Find the string "standard" in the entries and copy each line that has it.

(Collection entries)
— BEGIN —
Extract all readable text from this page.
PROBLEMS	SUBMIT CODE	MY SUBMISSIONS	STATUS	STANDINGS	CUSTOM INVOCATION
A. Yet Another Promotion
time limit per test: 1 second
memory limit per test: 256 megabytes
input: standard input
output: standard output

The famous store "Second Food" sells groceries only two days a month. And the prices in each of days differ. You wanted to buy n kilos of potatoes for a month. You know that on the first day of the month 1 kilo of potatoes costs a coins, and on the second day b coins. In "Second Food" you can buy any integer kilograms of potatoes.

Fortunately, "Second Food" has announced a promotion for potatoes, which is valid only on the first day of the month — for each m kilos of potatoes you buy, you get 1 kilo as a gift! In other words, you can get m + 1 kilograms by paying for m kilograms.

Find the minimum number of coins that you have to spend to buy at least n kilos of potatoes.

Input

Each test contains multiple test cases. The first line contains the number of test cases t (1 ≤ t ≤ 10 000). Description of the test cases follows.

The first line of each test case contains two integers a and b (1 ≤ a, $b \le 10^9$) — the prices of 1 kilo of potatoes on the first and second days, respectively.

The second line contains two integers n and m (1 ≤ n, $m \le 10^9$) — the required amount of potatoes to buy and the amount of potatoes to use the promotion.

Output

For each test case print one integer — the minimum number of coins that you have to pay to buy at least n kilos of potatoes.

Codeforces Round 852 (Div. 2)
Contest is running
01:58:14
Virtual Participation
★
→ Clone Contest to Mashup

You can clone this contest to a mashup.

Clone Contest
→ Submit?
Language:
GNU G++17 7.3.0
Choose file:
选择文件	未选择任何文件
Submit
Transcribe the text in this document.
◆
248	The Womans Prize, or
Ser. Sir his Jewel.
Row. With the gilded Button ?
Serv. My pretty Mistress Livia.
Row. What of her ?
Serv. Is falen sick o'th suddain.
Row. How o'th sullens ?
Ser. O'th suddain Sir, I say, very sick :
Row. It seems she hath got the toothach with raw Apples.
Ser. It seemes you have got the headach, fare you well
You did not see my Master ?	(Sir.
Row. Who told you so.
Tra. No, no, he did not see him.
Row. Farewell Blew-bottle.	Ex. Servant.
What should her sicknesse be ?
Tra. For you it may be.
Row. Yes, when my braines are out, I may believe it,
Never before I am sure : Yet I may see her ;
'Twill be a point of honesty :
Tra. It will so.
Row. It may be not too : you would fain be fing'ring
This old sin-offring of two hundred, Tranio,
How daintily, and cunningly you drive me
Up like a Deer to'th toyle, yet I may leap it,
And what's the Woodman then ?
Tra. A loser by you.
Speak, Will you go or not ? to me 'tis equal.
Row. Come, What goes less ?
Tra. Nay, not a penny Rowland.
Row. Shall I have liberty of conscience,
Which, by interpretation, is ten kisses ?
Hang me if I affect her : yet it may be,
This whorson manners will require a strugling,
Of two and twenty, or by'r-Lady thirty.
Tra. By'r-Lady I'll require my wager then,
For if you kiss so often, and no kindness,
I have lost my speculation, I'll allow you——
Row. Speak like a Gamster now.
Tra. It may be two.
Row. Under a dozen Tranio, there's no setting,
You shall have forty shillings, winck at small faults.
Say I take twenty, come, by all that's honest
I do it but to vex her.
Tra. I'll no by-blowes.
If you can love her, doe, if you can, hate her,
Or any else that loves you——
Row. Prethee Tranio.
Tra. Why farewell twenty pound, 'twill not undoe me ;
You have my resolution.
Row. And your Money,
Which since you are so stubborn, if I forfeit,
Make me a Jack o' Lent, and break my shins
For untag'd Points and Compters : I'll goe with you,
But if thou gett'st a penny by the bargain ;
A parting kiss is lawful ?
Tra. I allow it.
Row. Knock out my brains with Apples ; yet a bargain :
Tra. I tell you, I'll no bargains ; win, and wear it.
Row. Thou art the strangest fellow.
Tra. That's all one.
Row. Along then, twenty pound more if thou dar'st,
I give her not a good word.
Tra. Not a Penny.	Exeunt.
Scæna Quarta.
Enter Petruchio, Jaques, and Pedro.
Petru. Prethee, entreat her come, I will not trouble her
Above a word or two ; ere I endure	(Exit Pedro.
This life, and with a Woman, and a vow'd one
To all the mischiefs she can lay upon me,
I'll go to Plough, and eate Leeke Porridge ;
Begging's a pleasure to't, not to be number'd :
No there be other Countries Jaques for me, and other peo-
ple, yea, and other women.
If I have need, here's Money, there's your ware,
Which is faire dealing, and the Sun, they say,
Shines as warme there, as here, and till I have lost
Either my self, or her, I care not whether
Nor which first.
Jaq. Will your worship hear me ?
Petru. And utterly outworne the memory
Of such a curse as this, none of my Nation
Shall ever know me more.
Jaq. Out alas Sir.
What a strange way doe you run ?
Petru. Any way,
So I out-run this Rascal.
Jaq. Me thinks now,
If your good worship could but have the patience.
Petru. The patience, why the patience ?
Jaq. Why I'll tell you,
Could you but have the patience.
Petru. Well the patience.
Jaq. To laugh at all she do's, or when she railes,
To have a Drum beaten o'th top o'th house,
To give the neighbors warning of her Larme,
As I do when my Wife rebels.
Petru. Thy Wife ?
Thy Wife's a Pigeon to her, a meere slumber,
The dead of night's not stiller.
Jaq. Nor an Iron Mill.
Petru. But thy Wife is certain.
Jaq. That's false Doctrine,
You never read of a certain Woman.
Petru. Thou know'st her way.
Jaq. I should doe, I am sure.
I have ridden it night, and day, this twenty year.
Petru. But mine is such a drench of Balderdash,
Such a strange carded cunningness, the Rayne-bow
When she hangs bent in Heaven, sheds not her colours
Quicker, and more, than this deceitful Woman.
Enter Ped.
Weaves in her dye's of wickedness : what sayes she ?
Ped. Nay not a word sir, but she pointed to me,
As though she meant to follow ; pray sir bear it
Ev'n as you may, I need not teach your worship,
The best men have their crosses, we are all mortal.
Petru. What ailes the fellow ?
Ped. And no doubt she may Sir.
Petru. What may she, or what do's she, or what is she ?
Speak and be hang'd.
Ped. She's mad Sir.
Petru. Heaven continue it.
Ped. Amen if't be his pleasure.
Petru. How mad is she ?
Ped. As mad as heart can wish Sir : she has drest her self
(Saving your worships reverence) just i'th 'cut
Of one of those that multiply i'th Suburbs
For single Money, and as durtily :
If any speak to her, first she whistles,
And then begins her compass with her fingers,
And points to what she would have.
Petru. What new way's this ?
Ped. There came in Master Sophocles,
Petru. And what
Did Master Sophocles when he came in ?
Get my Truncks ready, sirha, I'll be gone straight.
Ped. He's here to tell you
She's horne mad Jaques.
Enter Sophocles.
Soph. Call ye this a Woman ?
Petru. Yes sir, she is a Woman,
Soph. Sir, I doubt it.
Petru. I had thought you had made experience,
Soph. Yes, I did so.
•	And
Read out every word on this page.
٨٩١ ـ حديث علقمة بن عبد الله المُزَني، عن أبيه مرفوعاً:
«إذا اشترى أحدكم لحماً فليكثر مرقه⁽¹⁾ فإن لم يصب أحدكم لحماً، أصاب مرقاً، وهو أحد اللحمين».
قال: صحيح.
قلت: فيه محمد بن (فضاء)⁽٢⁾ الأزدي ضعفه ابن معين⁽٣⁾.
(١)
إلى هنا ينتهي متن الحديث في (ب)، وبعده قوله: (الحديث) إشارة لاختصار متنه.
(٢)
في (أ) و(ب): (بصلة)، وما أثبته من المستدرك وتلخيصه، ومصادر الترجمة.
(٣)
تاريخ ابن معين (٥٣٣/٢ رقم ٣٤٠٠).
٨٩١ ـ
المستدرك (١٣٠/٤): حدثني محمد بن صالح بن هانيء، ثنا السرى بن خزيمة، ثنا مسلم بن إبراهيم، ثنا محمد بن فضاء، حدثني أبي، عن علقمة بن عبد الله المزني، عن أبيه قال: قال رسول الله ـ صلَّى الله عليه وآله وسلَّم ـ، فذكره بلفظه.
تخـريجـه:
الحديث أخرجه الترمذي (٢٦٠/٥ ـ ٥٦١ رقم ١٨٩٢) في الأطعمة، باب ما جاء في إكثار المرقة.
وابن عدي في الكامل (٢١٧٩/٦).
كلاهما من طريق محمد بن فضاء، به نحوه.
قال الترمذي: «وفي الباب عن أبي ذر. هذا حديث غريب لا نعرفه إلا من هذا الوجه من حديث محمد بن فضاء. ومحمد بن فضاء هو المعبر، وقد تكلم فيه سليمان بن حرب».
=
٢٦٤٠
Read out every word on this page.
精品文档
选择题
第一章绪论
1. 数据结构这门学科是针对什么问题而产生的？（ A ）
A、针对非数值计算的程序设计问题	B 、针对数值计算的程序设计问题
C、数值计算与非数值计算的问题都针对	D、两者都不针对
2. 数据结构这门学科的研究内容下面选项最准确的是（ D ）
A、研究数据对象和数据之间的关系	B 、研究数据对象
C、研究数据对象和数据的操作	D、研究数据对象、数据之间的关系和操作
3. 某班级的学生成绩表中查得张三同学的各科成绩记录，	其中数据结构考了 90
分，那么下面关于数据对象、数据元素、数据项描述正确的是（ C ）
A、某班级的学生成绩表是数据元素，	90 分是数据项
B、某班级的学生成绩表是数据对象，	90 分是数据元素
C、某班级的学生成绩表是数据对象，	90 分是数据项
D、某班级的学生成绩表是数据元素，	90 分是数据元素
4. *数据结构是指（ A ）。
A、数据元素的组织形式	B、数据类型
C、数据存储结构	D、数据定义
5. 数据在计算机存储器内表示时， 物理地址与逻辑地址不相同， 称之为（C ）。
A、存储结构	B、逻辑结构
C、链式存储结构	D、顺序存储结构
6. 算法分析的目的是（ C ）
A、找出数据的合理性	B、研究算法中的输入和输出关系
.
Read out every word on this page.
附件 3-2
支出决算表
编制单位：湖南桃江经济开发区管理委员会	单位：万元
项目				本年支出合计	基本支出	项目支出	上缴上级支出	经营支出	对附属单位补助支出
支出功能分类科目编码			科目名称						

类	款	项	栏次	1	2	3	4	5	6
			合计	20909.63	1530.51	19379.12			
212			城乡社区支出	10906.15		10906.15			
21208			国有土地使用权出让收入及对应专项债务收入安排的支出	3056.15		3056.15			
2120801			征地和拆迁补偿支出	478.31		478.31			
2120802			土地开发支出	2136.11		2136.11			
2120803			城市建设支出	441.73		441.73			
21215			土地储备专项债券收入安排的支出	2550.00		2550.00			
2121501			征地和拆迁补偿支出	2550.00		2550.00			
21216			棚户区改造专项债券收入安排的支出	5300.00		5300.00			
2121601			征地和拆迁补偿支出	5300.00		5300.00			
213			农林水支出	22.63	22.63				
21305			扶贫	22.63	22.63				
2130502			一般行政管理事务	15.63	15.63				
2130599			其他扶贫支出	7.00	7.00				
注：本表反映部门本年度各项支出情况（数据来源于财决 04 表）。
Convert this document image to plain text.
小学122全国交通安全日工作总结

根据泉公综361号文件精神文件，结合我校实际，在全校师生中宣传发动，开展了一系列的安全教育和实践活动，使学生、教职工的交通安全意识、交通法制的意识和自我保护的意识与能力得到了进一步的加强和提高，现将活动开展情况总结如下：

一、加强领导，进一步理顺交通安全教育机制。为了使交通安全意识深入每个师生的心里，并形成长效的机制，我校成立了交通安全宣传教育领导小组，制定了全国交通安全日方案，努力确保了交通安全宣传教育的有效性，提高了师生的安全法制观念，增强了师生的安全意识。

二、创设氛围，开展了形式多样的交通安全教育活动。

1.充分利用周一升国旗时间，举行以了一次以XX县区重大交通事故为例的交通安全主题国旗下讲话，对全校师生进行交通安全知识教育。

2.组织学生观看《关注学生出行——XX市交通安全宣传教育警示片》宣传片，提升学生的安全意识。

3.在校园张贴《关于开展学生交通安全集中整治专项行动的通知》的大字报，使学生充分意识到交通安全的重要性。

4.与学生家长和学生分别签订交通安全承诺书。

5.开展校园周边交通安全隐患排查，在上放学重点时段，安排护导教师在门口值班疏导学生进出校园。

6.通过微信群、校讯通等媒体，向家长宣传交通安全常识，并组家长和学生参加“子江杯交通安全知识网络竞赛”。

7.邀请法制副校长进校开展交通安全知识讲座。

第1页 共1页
— END —
SOLUTION TO THIS TASK.
input: standard input
output: standard output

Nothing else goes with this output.